Task description
Find the lines in these entries that include the word "JSON" and state how many there are, with no other words.

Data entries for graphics
──────────
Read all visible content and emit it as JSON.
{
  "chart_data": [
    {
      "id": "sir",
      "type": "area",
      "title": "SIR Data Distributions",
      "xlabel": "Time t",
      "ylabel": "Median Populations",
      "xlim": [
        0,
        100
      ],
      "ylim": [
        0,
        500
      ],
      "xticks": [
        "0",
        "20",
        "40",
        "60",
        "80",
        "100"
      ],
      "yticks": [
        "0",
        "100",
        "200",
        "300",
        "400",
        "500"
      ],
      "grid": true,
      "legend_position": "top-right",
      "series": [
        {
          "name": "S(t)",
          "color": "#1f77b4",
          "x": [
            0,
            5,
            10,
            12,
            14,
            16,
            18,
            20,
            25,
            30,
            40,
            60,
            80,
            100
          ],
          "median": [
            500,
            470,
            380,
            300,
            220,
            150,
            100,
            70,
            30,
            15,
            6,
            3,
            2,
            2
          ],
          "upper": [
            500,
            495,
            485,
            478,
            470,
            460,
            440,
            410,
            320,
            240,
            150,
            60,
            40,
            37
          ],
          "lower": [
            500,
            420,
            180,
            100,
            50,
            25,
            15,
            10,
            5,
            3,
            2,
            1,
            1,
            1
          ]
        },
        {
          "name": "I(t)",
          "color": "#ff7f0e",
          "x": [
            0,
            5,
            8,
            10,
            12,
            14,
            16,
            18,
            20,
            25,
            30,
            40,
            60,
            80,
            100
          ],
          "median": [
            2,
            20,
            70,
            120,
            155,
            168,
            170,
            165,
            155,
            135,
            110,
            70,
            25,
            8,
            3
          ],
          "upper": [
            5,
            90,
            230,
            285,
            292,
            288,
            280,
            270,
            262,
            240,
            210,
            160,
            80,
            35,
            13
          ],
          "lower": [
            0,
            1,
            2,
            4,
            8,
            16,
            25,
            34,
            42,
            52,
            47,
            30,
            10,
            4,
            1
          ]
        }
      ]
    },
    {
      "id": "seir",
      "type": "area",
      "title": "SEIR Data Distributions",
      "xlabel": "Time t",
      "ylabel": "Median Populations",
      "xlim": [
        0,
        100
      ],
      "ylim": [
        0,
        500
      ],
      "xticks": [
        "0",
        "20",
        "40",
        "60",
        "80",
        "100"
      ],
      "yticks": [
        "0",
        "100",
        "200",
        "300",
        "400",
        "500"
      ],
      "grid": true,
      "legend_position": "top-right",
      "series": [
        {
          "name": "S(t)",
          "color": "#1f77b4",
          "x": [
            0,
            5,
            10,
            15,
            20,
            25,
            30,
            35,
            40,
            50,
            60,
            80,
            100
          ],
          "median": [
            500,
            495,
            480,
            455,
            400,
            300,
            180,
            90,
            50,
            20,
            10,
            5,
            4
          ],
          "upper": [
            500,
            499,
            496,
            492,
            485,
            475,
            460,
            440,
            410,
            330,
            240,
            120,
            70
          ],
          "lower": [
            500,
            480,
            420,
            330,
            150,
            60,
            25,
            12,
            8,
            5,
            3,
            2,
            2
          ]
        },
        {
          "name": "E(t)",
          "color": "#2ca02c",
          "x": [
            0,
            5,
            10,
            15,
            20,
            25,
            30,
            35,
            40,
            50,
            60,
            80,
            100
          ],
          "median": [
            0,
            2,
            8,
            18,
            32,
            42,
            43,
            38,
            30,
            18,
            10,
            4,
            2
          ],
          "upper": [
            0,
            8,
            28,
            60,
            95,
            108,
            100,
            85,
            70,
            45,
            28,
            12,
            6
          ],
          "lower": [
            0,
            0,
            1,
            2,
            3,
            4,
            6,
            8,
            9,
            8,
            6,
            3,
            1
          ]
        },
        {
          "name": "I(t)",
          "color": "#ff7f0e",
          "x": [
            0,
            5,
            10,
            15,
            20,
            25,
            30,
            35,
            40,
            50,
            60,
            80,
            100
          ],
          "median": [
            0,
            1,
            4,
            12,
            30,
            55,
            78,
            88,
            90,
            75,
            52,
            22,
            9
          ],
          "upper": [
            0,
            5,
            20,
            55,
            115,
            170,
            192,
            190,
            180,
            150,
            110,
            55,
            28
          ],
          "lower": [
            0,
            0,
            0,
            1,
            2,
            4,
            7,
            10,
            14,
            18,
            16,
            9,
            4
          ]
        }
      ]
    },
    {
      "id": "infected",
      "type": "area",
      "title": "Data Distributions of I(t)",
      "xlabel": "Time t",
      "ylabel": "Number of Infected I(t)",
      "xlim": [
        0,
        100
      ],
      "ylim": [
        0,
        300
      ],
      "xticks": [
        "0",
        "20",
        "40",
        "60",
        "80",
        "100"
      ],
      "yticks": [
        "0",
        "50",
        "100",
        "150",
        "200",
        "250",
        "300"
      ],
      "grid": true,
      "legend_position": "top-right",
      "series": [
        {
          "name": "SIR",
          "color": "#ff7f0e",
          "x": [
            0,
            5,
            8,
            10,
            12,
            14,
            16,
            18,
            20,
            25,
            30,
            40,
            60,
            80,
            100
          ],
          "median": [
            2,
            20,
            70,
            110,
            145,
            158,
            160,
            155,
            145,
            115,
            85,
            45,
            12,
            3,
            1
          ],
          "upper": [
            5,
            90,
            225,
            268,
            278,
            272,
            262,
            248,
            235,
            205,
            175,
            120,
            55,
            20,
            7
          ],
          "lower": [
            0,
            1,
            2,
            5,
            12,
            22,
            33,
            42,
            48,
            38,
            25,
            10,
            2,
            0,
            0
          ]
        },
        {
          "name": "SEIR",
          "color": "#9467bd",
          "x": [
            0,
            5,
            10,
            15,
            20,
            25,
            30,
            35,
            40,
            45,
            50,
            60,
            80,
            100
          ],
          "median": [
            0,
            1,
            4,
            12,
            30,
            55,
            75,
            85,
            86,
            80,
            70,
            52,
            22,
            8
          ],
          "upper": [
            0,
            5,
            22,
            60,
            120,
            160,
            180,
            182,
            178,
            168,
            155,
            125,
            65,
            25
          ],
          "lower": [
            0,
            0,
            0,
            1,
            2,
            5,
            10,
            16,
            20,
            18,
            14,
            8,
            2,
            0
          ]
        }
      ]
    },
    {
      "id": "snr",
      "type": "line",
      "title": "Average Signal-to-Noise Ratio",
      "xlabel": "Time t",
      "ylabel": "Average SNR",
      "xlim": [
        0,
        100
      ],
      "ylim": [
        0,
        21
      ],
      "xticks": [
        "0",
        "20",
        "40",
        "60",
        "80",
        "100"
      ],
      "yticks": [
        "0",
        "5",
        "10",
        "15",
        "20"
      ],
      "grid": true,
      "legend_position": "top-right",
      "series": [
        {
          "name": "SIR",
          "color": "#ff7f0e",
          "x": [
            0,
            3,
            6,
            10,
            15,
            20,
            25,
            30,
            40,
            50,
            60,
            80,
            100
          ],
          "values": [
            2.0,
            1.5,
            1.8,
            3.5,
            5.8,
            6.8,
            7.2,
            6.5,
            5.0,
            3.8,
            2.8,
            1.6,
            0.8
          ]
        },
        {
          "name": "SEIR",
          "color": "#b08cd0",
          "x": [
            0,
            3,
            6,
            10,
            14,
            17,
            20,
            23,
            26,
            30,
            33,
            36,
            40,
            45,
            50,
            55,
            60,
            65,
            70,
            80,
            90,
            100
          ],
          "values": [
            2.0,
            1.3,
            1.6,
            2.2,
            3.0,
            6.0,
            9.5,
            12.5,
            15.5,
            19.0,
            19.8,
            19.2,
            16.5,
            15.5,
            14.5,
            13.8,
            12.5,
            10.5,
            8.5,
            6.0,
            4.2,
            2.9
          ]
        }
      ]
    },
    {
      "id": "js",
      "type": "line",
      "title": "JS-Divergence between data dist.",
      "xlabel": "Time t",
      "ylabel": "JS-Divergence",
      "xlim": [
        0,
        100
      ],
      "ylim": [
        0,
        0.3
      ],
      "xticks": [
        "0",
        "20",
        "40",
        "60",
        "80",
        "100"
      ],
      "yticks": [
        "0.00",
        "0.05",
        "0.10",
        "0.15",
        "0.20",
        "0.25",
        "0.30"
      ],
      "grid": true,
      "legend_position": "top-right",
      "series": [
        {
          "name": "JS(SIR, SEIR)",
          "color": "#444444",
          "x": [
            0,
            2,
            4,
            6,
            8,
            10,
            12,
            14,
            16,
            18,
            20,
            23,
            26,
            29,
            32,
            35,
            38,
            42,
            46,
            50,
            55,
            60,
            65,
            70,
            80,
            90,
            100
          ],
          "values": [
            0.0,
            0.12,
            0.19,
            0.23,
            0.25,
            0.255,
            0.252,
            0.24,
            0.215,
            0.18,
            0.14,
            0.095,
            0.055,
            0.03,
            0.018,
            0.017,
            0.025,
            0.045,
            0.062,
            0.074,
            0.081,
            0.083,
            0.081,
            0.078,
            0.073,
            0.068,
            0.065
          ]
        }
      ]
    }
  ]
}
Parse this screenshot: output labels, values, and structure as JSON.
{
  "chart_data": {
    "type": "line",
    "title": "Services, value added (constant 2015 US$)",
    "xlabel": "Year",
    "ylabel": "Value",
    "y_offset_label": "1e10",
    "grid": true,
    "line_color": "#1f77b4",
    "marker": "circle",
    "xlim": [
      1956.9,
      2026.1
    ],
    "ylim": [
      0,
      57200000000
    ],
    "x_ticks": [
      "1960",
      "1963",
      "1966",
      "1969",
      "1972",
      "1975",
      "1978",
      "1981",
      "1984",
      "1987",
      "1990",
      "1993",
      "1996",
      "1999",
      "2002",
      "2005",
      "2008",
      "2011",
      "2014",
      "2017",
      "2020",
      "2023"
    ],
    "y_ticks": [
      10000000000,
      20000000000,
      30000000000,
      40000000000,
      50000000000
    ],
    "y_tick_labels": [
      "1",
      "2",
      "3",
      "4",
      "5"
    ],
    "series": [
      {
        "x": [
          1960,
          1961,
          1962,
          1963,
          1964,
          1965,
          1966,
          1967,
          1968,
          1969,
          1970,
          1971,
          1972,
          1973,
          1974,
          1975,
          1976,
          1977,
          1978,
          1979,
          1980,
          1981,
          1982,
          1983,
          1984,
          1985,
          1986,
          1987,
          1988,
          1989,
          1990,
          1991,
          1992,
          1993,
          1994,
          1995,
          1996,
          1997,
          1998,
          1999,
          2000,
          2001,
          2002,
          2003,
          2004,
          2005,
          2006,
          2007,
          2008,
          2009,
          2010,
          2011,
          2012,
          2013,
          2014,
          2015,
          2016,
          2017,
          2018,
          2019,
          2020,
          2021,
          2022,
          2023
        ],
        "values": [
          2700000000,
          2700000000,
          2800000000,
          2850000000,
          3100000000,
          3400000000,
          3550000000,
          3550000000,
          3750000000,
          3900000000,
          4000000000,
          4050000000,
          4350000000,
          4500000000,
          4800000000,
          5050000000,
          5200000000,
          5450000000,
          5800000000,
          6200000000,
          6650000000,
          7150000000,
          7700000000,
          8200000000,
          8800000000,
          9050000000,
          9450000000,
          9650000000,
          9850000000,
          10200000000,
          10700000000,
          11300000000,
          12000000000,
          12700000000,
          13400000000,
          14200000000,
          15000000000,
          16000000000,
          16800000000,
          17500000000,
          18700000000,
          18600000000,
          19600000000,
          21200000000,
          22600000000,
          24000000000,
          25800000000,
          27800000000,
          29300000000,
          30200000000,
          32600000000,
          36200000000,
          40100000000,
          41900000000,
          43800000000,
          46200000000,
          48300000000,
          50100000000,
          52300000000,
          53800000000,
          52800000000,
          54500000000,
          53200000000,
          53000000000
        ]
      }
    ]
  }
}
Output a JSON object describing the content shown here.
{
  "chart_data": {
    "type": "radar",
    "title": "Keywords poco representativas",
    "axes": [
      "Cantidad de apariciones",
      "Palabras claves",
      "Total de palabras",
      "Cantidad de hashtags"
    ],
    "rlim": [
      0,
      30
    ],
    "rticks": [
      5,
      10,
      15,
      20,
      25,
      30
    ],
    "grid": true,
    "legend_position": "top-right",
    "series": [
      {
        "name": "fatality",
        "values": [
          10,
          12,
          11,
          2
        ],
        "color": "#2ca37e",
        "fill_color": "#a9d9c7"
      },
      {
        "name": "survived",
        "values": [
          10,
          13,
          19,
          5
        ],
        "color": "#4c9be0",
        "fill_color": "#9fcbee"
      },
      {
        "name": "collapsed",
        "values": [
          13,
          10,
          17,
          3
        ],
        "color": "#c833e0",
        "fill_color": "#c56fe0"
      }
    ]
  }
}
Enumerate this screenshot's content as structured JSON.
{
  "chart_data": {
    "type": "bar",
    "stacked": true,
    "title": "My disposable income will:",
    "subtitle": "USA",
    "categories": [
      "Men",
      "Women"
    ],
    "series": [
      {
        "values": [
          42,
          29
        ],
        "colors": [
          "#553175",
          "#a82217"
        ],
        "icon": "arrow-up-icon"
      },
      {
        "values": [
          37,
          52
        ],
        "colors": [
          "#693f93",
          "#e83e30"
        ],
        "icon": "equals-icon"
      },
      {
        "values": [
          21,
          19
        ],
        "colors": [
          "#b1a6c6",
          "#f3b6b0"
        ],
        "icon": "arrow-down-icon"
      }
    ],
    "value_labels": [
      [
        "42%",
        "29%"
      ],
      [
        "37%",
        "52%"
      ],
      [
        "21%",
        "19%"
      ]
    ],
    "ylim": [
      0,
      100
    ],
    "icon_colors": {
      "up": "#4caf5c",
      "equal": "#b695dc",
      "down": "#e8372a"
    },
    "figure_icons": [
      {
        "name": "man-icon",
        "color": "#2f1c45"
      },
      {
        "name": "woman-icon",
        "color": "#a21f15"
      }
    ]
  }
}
──────────
Problem solution
4